WHAT IS EXPECTED — Look below for the line with "Give me a plain-text". Extract that line and each one after it through the last, word for word.

———

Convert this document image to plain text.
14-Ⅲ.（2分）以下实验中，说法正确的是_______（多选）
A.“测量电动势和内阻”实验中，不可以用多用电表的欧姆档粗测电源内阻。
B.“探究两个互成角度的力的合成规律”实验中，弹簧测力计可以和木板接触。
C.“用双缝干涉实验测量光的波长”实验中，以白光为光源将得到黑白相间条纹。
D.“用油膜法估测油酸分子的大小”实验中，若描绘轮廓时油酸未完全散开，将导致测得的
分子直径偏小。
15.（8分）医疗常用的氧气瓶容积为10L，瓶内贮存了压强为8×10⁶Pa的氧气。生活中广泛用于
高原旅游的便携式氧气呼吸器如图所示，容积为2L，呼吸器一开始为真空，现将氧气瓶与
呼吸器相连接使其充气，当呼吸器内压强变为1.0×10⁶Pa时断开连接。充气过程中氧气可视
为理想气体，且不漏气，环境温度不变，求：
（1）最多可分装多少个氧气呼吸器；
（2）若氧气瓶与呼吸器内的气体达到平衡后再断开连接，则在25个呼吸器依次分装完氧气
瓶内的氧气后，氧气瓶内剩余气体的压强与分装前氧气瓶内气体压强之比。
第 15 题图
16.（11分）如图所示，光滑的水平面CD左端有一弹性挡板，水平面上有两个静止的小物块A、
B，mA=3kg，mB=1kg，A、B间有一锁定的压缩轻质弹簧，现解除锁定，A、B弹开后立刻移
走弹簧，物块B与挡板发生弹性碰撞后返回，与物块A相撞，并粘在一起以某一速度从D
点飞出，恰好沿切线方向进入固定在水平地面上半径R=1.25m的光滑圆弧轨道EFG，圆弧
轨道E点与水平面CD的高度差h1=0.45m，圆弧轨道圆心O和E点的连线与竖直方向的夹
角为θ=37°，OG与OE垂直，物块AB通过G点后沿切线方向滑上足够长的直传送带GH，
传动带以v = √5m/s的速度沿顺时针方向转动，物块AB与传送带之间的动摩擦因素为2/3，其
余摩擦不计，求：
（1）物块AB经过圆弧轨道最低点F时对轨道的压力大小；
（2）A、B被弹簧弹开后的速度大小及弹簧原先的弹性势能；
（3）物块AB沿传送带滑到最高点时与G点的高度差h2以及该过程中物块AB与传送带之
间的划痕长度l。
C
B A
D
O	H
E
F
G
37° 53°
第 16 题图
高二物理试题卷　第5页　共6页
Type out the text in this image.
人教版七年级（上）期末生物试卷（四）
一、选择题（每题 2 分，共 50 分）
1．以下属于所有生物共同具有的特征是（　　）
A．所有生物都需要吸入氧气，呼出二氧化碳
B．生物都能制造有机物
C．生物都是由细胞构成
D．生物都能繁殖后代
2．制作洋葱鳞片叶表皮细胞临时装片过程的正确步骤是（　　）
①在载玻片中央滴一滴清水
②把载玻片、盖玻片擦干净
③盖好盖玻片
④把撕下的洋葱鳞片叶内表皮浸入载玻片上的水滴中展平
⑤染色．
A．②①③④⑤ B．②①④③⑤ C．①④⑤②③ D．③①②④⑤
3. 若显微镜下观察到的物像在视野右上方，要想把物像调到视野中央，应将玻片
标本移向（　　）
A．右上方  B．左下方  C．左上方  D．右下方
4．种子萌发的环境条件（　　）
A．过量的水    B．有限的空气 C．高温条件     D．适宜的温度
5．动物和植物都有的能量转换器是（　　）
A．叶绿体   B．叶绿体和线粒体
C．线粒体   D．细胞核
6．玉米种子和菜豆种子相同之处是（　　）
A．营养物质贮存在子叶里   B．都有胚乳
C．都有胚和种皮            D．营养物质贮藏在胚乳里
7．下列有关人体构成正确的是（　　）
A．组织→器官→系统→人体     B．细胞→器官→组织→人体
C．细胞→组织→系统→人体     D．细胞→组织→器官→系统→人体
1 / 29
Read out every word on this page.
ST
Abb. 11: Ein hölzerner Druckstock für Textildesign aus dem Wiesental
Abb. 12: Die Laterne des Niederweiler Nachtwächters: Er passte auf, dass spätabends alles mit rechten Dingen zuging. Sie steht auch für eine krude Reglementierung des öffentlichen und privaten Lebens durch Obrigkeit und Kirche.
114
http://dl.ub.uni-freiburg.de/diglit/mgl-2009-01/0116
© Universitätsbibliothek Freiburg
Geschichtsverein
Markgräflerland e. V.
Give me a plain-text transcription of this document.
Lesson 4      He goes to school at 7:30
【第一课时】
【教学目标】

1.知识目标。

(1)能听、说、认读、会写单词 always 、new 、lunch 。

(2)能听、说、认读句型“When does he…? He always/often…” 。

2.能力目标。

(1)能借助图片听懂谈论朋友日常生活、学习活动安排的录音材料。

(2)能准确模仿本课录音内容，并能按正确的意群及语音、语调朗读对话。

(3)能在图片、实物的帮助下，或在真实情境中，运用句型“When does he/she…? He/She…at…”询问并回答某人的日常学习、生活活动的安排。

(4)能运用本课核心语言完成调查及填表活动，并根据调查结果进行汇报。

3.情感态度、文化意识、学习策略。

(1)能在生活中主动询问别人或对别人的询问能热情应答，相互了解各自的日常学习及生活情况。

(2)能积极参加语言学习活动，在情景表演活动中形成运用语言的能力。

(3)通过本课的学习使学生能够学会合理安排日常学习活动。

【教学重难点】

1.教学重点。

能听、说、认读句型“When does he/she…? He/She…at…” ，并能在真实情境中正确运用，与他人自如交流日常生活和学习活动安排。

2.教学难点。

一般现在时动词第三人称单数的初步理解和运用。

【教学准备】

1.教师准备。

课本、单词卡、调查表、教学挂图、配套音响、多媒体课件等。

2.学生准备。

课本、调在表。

———

COMPLETED EXERCISE —
Give me a plain-text transcription of this document.
Lesson 4      He goes to school at 7:30
【第一课时】
【教学目标】

1.知识目标。

(1)能听、说、认读、会写单词 always 、new 、lunch 。

(2)能听、说、认读句型“When does he…? He always/often…” 。

2.能力目标。

(1)能借助图片听懂谈论朋友日常生活、学习活动安排的录音材料。

(2)能准确模仿本课录音内容，并能按正确的意群及语音、语调朗读对话。

(3)能在图片、实物的帮助下，或在真实情境中，运用句型“When does he/she…? He/She…at…”询问并回答某人的日常学习、生活活动的安排。

(4)能运用本课核心语言完成调查及填表活动，并根据调查结果进行汇报。

3.情感态度、文化意识、学习策略。

(1)能在生活中主动询问别人或对别人的询问能热情应答，相互了解各自的日常学习及生活情况。

(2)能积极参加语言学习活动，在情景表演活动中形成运用语言的能力。

(3)通过本课的学习使学生能够学会合理安排日常学习活动。

【教学重难点】

1.教学重点。

能听、说、认读句型“When does he/she…? He/She…at…” ，并能在真实情境中正确运用，与他人自如交流日常生活和学习活动安排。

2.教学难点。

一般现在时动词第三人称单数的初步理解和运用。

【教学准备】

1.教师准备。

课本、单词卡、调查表、教学挂图、配套音响、多媒体课件等。

2.学生准备。

课本、调在表。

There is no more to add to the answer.